• [TASK TO CARRY OUT]
Your answer is a single number: the count of lines that contain the string "name".

-- Start MATERIAL FOR THE TASK --

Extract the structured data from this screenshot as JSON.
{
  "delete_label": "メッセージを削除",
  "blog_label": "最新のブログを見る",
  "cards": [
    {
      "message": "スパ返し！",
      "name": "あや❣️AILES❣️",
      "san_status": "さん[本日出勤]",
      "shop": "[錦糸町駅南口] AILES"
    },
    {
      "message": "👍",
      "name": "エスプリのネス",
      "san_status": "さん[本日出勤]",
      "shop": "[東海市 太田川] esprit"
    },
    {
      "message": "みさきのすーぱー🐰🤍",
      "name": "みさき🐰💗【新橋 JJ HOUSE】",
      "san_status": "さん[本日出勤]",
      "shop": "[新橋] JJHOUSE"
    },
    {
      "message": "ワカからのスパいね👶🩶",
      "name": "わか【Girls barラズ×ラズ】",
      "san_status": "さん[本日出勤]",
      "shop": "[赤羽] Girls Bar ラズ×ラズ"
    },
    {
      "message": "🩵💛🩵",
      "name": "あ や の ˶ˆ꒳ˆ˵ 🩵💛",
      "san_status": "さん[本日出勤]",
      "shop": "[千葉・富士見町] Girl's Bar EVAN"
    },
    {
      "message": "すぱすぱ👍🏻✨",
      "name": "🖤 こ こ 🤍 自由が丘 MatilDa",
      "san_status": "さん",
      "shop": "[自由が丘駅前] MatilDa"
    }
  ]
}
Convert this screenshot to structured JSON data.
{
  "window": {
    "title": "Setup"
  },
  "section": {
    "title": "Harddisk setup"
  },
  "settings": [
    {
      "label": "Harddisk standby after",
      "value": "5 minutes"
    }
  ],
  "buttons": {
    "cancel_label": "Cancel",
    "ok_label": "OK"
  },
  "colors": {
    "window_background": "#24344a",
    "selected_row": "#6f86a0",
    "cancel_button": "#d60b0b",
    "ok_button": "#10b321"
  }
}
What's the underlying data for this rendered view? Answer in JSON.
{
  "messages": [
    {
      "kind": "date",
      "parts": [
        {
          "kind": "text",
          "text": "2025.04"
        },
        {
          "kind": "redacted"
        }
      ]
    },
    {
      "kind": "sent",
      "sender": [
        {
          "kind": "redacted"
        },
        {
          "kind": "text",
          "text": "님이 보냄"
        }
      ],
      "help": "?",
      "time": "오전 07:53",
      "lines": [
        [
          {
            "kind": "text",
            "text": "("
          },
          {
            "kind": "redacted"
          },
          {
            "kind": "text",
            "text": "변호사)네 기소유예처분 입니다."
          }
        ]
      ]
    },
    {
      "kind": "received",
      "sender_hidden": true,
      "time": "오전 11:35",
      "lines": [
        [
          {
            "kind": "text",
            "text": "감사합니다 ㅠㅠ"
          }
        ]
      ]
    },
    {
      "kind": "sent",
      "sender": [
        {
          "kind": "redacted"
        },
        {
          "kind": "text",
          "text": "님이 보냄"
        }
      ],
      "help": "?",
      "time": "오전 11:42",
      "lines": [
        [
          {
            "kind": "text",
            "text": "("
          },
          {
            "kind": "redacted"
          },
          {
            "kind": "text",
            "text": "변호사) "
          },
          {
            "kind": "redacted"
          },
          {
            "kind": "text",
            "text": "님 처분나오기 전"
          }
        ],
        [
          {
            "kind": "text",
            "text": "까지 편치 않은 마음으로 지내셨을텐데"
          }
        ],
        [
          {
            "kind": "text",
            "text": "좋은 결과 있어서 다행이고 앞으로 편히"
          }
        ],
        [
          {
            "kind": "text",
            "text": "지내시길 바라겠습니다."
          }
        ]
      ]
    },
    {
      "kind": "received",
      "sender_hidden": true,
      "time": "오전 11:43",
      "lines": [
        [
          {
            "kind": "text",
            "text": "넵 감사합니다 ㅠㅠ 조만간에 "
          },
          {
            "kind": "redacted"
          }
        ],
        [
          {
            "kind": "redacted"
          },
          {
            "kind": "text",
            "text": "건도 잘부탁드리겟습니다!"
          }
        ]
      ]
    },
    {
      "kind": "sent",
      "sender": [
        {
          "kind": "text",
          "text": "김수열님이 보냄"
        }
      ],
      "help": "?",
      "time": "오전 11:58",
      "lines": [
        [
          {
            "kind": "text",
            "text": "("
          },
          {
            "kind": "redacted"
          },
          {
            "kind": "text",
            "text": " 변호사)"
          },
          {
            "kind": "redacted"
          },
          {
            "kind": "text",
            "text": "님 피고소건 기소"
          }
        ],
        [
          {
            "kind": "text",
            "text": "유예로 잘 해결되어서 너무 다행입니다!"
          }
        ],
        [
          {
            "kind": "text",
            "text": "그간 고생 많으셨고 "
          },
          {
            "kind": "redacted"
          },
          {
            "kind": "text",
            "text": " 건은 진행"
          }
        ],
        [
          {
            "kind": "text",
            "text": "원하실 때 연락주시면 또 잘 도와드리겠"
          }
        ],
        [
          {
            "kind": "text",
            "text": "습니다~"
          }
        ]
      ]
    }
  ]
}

-- End MATERIAL FOR THE TASK --

• [WRITTEN SOLUTION]
6